Report every line in the listing that contains the string "structure".

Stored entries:
════════════════

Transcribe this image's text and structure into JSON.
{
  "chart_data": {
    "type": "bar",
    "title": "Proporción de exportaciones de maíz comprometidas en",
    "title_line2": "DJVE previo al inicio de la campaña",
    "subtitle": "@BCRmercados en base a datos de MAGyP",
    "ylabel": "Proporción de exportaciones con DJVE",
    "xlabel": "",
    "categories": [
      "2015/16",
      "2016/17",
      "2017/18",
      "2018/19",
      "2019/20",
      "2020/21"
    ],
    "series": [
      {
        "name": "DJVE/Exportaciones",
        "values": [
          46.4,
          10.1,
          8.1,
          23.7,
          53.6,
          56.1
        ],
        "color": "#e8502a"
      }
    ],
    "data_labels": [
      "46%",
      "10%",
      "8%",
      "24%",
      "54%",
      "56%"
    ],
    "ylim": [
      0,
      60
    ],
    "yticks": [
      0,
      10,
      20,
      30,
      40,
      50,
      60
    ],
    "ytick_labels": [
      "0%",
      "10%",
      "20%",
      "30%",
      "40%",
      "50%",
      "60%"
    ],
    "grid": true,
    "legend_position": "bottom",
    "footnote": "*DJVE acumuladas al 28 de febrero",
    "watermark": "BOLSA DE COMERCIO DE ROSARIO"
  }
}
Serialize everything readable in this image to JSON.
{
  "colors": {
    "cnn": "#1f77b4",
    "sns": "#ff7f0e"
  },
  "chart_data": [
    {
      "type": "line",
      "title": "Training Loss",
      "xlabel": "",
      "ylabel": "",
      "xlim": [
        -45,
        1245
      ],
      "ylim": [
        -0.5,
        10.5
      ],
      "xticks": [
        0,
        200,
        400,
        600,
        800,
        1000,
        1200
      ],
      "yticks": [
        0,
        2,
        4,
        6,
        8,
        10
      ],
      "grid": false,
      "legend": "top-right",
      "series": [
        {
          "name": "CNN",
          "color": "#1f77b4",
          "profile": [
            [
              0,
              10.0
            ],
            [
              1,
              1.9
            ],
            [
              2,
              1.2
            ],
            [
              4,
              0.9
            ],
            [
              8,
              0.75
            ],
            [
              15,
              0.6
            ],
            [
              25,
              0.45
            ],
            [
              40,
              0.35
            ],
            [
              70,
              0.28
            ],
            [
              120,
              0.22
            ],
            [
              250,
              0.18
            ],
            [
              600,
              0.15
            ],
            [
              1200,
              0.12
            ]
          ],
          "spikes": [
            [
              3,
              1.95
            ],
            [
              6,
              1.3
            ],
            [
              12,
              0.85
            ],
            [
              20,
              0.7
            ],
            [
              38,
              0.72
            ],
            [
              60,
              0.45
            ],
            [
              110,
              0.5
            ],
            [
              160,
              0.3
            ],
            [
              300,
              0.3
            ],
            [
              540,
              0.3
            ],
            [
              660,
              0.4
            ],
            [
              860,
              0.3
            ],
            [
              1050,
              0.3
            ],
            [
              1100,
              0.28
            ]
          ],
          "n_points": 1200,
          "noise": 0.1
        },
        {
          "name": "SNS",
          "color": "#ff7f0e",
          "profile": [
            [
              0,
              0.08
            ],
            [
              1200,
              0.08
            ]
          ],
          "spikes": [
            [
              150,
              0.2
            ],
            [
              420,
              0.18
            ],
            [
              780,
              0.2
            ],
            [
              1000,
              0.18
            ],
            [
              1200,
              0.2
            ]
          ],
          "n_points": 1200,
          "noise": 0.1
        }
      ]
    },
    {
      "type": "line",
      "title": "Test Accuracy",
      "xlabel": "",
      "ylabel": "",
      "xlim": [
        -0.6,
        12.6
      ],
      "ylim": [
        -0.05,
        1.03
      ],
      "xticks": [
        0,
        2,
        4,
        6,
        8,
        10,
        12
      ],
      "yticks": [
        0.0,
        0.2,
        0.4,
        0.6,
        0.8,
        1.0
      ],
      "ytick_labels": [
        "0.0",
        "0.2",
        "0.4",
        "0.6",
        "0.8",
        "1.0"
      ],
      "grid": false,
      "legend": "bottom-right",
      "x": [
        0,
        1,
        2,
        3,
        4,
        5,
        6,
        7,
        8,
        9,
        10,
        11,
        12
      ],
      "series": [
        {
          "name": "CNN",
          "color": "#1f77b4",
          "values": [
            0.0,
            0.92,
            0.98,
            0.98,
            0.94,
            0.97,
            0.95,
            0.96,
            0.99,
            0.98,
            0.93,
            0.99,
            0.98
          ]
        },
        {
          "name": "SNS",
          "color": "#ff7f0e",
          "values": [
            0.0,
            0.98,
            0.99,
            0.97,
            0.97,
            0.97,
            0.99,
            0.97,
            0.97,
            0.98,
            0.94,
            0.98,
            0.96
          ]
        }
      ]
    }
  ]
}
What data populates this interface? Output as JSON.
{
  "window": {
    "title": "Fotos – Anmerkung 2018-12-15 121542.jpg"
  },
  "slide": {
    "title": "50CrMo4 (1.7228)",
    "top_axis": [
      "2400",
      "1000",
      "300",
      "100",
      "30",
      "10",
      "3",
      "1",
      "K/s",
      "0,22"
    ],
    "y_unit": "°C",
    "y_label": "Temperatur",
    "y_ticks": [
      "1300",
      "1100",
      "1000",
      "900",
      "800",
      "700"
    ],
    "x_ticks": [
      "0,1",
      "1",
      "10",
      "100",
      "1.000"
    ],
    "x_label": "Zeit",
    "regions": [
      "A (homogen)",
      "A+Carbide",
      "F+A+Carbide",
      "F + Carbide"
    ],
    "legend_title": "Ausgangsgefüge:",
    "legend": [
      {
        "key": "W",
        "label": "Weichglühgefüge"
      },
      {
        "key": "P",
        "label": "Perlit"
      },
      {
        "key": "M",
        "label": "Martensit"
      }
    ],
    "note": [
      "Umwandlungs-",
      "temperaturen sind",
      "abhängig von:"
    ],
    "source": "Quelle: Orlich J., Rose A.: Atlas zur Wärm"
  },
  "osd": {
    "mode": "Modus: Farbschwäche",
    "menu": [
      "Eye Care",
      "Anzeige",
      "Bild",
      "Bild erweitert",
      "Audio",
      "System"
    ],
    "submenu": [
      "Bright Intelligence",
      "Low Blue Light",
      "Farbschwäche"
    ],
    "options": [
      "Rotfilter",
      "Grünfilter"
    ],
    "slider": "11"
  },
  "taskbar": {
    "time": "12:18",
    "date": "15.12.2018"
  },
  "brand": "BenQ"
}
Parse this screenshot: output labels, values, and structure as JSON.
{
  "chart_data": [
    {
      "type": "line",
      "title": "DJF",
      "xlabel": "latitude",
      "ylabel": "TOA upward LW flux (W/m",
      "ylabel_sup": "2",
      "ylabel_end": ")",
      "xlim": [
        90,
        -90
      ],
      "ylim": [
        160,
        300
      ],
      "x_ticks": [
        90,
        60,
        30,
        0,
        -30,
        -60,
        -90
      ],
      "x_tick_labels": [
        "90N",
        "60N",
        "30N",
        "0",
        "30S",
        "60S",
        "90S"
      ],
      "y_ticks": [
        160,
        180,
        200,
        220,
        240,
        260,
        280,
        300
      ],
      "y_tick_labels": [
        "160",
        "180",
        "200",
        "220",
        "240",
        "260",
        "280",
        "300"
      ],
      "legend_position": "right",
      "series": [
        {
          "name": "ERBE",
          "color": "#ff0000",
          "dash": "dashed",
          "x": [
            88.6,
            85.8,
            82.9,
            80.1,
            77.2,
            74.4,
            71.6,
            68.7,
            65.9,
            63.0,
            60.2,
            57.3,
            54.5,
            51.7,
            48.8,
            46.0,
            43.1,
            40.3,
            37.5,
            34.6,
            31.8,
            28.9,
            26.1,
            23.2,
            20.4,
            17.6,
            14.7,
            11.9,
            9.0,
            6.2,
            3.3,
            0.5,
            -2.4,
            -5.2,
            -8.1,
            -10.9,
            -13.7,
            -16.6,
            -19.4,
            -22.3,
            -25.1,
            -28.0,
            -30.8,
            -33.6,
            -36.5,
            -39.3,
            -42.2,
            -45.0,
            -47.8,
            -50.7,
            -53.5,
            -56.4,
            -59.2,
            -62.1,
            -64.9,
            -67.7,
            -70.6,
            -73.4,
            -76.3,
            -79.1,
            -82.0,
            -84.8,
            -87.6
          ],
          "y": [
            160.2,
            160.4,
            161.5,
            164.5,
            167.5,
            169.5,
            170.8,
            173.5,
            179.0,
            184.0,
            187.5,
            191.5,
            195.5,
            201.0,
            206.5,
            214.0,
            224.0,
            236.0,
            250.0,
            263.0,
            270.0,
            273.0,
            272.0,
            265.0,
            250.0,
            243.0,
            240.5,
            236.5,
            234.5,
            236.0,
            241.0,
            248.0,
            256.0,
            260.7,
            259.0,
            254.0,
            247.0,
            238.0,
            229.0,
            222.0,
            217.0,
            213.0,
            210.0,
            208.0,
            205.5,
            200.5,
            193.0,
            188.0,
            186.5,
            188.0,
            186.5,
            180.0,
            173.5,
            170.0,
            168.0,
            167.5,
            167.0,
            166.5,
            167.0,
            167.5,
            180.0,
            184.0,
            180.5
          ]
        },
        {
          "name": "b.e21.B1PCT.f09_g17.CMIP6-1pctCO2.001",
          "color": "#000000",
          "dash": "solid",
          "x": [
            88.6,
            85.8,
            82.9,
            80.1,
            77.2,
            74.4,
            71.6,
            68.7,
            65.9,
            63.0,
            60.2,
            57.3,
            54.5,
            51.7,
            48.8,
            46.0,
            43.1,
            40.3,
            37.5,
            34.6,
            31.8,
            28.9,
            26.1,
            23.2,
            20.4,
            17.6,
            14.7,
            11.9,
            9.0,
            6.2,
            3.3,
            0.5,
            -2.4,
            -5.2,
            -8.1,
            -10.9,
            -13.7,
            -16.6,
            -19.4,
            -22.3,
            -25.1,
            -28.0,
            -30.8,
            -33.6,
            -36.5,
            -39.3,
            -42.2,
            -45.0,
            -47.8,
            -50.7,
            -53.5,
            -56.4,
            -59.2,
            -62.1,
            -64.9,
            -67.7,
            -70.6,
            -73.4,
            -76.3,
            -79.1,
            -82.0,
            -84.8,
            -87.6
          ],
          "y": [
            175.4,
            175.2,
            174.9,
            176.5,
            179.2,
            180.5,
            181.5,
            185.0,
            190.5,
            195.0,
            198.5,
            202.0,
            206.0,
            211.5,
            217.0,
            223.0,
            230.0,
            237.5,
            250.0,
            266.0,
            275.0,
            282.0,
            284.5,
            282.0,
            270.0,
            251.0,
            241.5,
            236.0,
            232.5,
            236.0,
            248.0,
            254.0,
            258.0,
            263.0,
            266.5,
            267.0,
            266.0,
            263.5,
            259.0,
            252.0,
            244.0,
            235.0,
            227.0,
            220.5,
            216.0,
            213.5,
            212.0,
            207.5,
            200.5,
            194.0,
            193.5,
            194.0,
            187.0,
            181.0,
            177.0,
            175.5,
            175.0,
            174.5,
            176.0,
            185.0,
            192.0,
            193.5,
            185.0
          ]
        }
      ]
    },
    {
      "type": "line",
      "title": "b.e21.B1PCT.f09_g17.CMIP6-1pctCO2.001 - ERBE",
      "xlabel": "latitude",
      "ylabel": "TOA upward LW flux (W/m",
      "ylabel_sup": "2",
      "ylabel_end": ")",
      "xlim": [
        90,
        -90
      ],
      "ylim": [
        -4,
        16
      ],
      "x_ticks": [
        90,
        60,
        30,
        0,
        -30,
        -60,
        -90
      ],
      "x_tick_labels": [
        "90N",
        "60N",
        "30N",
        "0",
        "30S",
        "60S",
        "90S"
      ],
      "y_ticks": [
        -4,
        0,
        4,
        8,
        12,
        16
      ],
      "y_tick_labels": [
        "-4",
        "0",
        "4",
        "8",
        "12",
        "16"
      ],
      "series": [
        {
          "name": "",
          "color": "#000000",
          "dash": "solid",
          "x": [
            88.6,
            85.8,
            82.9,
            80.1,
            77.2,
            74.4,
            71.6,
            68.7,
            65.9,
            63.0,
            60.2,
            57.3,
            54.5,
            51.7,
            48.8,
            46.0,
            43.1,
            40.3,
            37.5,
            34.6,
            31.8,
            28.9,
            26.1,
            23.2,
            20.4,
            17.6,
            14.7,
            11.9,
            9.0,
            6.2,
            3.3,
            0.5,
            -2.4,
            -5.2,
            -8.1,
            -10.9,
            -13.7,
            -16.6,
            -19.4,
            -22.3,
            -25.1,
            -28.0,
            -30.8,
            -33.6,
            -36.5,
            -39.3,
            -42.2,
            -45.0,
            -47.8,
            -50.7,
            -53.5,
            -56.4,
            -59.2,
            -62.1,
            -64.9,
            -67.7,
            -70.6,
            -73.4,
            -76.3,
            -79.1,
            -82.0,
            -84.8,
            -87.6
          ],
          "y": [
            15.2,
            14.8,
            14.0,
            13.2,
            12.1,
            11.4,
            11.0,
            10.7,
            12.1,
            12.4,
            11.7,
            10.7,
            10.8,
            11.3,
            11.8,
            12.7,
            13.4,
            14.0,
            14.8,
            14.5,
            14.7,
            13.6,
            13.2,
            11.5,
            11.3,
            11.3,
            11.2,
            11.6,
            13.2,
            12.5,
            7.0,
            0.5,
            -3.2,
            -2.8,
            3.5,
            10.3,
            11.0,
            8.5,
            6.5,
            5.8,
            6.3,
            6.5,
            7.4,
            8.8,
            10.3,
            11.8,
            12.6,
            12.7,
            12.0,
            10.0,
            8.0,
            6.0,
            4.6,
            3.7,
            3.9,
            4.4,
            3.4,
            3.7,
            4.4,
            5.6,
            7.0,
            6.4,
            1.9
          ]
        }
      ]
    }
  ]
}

════════════════

** Final result **
Transcribe this image's text and structure into JSON.
Parse this screenshot: output labels, values, and structure as JSON.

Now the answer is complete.